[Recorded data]
-- Start --

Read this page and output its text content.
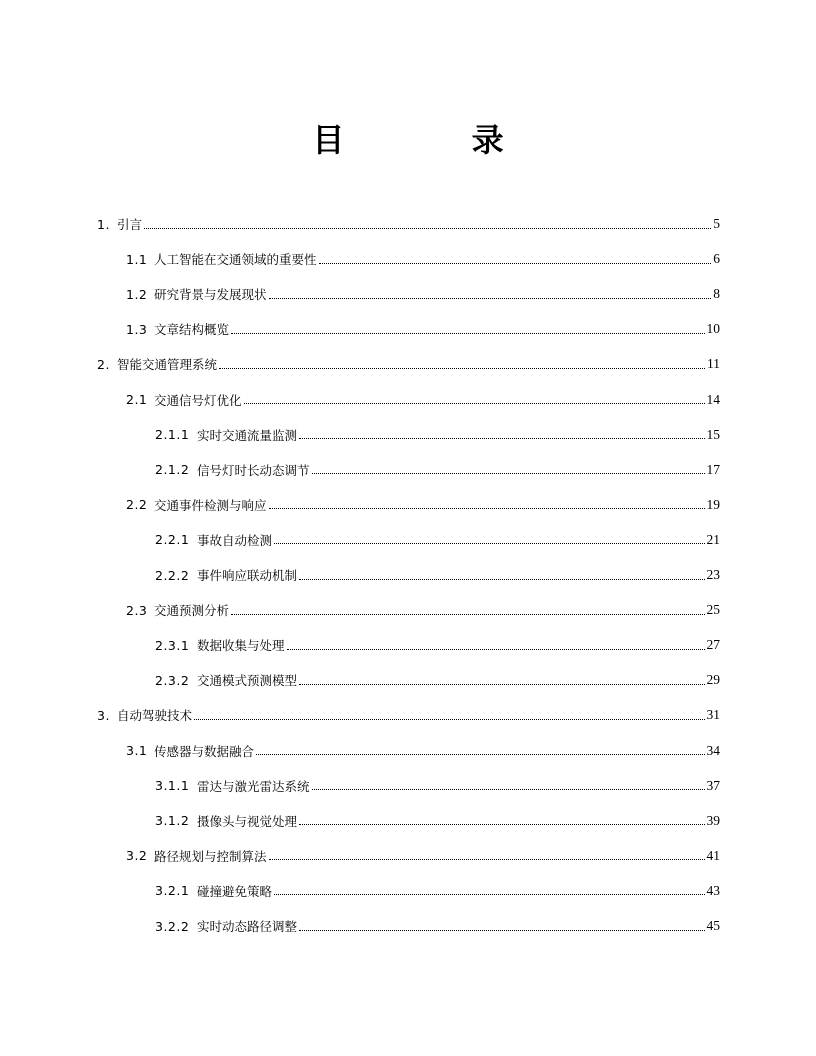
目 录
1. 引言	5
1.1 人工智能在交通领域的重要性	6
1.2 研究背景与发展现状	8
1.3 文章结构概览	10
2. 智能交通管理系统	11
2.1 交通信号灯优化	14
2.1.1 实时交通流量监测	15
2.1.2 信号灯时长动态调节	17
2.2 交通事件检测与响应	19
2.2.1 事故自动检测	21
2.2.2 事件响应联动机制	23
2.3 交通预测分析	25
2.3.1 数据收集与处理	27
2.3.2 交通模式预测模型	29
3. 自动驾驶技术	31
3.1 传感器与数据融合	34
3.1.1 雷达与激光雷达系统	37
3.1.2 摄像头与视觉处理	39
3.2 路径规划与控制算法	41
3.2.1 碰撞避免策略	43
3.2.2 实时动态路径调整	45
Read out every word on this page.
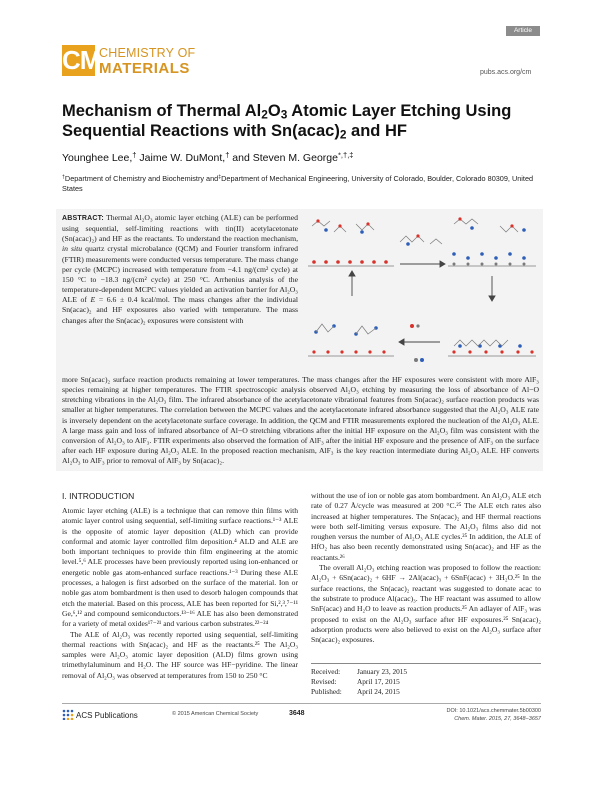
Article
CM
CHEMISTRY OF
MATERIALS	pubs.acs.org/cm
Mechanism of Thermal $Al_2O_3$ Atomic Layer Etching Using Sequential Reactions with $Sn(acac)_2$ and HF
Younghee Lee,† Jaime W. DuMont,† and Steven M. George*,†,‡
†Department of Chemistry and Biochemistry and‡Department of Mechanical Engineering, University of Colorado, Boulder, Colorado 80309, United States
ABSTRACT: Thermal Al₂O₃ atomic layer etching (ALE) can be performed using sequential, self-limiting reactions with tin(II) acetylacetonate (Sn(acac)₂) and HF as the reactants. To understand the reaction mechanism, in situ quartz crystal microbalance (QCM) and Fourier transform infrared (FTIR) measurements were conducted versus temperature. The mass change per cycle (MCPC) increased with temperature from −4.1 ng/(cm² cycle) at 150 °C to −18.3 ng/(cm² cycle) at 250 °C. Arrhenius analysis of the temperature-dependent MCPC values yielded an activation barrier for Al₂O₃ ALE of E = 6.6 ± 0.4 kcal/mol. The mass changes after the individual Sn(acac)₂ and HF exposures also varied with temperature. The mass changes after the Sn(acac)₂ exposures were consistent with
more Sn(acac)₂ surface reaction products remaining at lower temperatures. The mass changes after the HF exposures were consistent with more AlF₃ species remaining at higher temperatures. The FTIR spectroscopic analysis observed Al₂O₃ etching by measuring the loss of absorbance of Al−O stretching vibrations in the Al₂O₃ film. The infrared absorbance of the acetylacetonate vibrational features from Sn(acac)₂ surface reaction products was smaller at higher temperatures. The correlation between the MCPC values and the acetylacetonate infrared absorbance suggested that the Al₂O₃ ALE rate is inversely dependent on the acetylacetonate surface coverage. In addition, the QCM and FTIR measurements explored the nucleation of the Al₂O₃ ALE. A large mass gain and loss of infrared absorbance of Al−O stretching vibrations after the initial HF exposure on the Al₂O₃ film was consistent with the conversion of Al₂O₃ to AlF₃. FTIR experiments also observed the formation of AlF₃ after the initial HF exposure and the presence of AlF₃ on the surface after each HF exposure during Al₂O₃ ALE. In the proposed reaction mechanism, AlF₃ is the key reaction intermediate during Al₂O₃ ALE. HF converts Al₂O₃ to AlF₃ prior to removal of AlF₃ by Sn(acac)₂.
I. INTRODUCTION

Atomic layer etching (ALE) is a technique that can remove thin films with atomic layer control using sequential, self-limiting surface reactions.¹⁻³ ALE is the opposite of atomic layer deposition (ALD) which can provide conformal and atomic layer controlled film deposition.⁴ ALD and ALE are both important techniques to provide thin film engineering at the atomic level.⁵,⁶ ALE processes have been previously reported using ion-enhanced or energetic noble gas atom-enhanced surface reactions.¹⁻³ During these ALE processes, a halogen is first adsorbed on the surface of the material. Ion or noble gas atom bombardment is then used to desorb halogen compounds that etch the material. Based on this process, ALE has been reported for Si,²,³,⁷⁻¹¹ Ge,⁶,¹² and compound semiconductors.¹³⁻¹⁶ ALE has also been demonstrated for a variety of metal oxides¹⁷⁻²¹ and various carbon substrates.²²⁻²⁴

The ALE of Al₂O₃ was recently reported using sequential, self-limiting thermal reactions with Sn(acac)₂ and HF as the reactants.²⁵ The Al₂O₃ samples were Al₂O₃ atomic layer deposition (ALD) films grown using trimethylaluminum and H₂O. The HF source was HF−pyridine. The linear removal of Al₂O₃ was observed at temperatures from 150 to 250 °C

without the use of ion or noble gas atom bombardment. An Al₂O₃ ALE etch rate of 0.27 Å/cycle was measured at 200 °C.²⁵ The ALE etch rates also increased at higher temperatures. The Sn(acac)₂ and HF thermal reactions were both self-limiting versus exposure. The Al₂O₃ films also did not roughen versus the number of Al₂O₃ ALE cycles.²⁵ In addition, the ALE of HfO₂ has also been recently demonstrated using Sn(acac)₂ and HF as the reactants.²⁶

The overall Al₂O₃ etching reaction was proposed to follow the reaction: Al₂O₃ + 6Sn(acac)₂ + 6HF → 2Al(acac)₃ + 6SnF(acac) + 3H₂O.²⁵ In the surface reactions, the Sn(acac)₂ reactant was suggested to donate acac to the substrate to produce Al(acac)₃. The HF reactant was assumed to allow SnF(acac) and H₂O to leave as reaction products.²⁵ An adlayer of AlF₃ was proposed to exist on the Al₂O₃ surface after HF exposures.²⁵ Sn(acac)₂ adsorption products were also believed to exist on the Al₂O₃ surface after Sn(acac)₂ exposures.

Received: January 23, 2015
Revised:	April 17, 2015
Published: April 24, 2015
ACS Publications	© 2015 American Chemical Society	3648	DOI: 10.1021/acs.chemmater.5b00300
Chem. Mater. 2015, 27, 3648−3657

-- End --
-- Start --

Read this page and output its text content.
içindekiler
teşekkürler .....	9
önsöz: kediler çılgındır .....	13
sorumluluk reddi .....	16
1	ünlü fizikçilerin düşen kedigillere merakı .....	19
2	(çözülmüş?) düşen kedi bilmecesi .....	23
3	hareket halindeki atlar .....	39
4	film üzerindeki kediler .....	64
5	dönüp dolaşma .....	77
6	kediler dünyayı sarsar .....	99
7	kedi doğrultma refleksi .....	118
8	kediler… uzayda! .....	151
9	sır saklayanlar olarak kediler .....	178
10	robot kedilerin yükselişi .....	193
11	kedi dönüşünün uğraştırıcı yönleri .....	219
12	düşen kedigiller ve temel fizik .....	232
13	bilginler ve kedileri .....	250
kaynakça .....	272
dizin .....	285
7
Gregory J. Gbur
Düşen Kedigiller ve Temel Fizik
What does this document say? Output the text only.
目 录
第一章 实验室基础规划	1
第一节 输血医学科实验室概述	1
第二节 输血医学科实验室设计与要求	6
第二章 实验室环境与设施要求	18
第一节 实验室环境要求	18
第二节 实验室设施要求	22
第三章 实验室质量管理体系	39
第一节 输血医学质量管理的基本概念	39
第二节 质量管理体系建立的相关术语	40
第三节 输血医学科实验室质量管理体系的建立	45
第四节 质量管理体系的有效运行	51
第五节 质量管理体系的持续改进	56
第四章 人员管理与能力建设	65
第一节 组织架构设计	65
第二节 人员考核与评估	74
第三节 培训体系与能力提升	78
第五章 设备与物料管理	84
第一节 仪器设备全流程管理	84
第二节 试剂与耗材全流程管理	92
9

-- End --
-- Start --

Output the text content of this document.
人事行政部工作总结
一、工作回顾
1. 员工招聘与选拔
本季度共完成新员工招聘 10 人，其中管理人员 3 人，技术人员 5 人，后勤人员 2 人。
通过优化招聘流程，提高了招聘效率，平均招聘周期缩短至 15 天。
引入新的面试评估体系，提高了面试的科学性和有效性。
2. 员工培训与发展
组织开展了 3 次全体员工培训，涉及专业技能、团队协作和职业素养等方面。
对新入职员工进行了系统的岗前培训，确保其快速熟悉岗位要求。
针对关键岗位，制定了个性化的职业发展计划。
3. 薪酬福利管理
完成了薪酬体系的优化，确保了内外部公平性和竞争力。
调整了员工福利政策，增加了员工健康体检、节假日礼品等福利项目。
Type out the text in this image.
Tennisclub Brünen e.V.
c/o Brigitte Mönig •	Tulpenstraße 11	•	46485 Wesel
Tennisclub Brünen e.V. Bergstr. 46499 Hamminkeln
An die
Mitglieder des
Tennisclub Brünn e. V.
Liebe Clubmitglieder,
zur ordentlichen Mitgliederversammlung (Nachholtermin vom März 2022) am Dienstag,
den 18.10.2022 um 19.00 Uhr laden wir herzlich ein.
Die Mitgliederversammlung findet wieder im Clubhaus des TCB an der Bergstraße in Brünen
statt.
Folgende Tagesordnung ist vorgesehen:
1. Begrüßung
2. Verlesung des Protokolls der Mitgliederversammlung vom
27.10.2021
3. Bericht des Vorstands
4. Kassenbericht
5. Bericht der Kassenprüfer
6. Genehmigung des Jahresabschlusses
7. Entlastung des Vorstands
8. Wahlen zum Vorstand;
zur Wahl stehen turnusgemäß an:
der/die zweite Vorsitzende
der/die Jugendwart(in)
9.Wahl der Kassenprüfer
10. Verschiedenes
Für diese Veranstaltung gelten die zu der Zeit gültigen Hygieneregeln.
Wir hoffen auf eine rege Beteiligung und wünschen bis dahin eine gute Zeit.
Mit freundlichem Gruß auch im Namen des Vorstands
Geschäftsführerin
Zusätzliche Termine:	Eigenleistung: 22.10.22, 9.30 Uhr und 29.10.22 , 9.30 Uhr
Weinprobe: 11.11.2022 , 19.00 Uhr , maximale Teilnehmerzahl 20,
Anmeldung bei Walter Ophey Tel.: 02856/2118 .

-- End --

## Aim of the exercise
Give the number of lines in the records that contain the string "both", and nothing besides.

## Complete answer
2